(Raw records)
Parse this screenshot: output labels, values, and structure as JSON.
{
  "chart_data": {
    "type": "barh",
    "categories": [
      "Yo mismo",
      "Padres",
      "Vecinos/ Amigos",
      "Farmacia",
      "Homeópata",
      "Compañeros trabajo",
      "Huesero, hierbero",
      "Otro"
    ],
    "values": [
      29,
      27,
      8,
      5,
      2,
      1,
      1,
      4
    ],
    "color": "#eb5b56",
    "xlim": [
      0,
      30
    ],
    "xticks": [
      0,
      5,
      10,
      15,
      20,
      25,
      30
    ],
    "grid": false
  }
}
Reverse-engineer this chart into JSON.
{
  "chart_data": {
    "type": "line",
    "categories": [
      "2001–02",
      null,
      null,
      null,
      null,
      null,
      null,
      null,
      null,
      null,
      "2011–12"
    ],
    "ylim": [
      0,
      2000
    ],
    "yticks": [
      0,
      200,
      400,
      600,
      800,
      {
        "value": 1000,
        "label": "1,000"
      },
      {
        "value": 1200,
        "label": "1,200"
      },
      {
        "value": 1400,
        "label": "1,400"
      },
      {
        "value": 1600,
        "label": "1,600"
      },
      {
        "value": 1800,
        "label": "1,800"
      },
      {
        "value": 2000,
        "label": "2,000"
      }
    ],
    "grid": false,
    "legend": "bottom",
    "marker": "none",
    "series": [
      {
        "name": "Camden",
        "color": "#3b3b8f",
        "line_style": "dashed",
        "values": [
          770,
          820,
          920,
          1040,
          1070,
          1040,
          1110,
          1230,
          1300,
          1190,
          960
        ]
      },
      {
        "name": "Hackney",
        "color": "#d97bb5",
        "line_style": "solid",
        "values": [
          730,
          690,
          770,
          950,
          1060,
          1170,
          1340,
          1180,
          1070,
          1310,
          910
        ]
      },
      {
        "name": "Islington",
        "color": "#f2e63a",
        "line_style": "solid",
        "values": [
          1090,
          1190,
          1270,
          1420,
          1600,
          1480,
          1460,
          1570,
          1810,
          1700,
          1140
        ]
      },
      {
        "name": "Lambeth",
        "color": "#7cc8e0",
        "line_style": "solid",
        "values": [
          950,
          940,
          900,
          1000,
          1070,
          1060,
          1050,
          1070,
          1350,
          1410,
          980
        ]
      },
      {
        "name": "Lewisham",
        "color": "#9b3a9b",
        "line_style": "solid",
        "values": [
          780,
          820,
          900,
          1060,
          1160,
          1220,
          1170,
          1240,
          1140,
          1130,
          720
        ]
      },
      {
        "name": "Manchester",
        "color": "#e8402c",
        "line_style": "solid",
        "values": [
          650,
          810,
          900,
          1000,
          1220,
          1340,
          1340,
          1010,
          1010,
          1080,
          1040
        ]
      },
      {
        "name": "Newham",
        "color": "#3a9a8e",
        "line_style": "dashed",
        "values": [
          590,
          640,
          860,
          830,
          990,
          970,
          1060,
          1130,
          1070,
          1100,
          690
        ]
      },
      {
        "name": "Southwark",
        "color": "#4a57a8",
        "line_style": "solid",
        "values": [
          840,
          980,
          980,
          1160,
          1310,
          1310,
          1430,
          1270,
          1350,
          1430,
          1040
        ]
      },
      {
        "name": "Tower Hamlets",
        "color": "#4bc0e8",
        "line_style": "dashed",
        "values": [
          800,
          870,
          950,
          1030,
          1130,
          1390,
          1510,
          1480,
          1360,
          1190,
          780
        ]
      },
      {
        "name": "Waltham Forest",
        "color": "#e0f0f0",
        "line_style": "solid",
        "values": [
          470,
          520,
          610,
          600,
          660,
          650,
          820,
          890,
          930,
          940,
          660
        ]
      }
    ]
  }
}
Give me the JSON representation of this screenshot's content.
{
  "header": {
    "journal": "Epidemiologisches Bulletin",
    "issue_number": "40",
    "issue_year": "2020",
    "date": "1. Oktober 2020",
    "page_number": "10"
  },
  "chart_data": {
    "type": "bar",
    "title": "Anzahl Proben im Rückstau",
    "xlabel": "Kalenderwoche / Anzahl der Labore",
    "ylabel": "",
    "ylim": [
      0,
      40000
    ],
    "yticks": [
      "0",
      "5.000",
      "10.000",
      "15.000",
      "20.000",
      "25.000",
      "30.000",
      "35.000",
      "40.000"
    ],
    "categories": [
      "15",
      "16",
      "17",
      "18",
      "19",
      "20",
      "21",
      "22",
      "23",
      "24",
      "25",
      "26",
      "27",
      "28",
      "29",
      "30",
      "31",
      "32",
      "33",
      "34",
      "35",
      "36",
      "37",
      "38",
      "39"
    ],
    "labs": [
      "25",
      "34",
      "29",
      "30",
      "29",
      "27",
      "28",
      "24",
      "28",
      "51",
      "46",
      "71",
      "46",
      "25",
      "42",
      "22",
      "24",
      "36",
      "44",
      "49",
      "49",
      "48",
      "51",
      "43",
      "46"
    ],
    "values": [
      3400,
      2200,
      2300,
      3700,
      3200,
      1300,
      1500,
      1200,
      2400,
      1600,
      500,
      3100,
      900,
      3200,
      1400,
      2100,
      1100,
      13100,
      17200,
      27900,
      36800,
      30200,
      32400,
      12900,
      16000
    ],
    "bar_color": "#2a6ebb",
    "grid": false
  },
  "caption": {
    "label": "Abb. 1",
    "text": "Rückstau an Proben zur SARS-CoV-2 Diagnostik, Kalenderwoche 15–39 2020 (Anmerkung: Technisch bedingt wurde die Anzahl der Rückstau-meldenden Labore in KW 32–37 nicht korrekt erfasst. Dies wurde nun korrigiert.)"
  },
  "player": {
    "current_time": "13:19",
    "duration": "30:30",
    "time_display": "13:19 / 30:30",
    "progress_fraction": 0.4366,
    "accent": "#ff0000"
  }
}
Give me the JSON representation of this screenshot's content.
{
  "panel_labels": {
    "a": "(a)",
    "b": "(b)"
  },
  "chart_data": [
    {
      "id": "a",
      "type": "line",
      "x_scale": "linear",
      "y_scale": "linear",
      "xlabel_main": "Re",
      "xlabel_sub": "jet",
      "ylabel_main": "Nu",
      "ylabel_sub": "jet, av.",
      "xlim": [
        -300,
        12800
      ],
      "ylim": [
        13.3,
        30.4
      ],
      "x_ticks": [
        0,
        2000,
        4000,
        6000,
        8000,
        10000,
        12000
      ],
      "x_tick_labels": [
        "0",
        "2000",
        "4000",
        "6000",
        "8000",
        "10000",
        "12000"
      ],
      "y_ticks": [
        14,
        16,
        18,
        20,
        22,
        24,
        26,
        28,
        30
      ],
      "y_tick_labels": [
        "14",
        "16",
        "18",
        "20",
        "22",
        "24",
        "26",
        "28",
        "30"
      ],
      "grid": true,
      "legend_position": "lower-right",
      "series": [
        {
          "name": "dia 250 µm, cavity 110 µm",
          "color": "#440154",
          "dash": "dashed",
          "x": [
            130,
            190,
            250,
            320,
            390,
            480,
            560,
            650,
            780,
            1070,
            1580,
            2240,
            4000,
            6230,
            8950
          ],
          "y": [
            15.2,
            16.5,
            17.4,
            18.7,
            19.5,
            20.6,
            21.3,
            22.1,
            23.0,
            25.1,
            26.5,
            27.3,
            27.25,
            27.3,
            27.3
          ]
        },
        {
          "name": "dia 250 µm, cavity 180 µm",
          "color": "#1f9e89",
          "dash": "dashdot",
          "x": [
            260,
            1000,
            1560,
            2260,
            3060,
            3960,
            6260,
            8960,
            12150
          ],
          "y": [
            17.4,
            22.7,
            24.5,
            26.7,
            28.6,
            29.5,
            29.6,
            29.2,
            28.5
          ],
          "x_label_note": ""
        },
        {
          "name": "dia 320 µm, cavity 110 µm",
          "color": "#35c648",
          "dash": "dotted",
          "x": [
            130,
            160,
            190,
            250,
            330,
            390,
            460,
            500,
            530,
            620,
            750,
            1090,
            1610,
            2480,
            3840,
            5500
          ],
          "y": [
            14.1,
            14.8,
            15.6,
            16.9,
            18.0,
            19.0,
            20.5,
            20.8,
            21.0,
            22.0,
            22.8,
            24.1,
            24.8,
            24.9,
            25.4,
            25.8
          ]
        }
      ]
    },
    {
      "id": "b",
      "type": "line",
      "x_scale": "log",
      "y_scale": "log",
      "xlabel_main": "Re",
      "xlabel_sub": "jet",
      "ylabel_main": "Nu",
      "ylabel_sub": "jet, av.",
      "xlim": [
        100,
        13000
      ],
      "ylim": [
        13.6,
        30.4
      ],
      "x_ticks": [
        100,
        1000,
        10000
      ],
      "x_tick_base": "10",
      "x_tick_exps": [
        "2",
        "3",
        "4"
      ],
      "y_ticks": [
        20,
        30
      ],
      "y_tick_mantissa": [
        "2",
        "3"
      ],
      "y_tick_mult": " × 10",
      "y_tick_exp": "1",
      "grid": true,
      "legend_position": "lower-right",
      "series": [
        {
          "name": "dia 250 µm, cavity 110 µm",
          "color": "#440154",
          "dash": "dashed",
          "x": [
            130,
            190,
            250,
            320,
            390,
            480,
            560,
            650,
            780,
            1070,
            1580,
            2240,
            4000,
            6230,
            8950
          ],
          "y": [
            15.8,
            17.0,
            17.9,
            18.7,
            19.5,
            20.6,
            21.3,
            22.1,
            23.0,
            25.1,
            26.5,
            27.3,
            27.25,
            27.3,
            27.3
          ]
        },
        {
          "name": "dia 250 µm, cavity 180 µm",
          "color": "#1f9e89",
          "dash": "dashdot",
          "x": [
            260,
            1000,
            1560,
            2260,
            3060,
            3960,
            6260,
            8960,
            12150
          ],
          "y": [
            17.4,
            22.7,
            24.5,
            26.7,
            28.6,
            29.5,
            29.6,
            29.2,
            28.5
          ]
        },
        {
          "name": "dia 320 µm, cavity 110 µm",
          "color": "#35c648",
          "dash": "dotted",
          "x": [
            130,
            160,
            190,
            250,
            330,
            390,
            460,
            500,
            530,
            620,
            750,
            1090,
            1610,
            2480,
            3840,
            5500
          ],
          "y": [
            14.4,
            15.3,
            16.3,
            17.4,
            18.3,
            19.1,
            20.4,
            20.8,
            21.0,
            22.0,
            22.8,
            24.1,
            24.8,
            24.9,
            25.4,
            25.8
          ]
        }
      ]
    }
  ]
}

:: Exercise aim ::
Return each line where "Proben" shows up.

:: Response ::
    "title": "Anzahl Proben im Rückstau",
    "text": "Rückstau an Proben zur SARS-CoV-2 Diagnostik, Kalenderwoche 15–39 2020 (Anmerkung: Technisch bedingt wurde die Anzahl der Rückstau-meldenden Labore in KW 32–37 nicht korrekt erfasst. Dies wurde nun korrigiert.)"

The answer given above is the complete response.